List, from the lines below, each one with "brad" in it.

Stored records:
(begin)

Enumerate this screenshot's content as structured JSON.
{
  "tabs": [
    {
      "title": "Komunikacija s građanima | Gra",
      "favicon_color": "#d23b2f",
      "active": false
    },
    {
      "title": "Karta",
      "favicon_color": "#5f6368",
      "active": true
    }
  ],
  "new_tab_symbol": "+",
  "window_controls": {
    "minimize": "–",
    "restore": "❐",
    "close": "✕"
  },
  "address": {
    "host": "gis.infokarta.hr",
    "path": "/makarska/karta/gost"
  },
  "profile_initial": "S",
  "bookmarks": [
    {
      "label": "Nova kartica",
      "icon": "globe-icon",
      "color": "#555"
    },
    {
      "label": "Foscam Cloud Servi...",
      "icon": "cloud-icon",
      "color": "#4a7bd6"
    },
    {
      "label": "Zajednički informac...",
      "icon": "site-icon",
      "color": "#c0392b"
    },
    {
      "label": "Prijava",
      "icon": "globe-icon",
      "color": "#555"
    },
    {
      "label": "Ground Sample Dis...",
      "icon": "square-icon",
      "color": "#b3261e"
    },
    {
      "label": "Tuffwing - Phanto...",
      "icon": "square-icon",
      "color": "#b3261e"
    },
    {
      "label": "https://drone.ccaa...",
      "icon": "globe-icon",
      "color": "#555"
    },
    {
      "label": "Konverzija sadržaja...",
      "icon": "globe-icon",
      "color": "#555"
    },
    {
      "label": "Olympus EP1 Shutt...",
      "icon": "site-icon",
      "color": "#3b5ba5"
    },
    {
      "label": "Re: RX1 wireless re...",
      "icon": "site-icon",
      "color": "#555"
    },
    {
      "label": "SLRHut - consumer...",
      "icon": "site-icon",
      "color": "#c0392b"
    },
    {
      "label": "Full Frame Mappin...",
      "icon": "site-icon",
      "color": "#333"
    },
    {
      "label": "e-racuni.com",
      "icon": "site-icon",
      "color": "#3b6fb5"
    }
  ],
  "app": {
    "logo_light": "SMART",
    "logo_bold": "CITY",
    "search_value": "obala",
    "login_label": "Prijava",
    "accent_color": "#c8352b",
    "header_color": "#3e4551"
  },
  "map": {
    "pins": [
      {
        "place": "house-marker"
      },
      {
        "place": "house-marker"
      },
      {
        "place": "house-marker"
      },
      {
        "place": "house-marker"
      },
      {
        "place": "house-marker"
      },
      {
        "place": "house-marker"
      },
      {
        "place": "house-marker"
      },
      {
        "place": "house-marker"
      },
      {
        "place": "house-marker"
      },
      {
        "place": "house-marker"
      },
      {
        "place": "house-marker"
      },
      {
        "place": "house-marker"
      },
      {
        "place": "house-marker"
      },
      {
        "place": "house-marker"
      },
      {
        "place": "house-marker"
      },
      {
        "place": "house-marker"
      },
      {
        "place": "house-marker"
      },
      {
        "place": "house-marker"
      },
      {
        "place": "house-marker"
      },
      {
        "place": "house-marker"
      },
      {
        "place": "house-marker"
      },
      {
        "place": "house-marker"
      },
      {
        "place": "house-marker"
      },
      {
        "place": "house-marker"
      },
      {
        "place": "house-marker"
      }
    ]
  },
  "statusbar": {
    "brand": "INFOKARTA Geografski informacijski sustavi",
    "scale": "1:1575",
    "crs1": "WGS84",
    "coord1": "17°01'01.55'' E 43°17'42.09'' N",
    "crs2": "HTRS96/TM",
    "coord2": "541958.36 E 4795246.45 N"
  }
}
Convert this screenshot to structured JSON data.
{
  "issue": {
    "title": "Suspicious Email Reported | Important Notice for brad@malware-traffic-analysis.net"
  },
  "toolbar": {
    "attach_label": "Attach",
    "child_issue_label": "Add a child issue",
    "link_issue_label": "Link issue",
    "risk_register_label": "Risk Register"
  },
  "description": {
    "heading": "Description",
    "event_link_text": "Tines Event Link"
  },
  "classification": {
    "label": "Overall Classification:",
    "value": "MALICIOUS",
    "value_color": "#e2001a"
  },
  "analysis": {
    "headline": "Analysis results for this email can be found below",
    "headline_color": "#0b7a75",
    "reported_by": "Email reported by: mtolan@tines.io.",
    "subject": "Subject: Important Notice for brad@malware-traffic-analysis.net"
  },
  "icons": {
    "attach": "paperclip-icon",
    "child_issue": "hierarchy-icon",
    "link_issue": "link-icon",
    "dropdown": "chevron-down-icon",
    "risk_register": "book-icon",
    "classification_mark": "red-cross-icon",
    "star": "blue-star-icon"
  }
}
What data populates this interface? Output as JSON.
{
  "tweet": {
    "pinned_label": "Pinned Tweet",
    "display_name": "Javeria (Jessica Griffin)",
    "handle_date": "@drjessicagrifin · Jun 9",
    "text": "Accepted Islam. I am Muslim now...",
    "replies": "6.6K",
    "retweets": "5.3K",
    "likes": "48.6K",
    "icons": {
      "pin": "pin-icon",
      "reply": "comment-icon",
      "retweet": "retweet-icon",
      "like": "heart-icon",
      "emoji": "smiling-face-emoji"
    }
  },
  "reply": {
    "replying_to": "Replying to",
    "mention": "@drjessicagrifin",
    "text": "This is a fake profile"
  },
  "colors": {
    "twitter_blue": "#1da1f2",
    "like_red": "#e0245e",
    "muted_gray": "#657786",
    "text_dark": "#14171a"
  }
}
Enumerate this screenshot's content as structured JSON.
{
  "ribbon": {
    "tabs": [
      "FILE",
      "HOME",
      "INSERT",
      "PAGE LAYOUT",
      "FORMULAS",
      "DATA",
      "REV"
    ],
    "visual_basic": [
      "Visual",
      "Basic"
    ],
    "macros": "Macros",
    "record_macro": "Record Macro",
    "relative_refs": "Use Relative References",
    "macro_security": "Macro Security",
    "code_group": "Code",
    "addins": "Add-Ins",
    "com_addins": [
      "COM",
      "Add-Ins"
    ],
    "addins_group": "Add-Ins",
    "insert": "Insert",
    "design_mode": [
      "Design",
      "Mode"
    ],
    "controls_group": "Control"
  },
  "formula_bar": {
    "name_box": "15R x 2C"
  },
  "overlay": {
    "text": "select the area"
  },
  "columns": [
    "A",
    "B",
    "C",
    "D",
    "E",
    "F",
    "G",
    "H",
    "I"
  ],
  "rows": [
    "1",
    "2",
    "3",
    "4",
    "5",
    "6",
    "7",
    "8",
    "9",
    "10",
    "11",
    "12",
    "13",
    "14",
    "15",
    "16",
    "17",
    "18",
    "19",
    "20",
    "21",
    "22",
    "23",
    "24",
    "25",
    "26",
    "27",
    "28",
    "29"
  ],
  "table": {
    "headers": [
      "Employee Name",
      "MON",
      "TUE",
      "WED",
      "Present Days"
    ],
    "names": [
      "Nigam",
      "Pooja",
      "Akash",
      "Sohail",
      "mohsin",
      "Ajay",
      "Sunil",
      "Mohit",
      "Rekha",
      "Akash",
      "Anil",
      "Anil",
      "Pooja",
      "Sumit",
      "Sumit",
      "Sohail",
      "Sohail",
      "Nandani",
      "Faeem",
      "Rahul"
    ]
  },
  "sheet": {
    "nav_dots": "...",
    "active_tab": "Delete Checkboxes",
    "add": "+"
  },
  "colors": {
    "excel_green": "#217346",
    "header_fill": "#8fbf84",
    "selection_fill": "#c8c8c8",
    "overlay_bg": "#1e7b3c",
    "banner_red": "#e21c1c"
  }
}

(end)

Task solution.
    "title": "Suspicious Email Reported | Important Notice for brad@malware-traffic-analysis.net"
    "subject": "Subject: Important Notice for brad@malware-traffic-analysis.net"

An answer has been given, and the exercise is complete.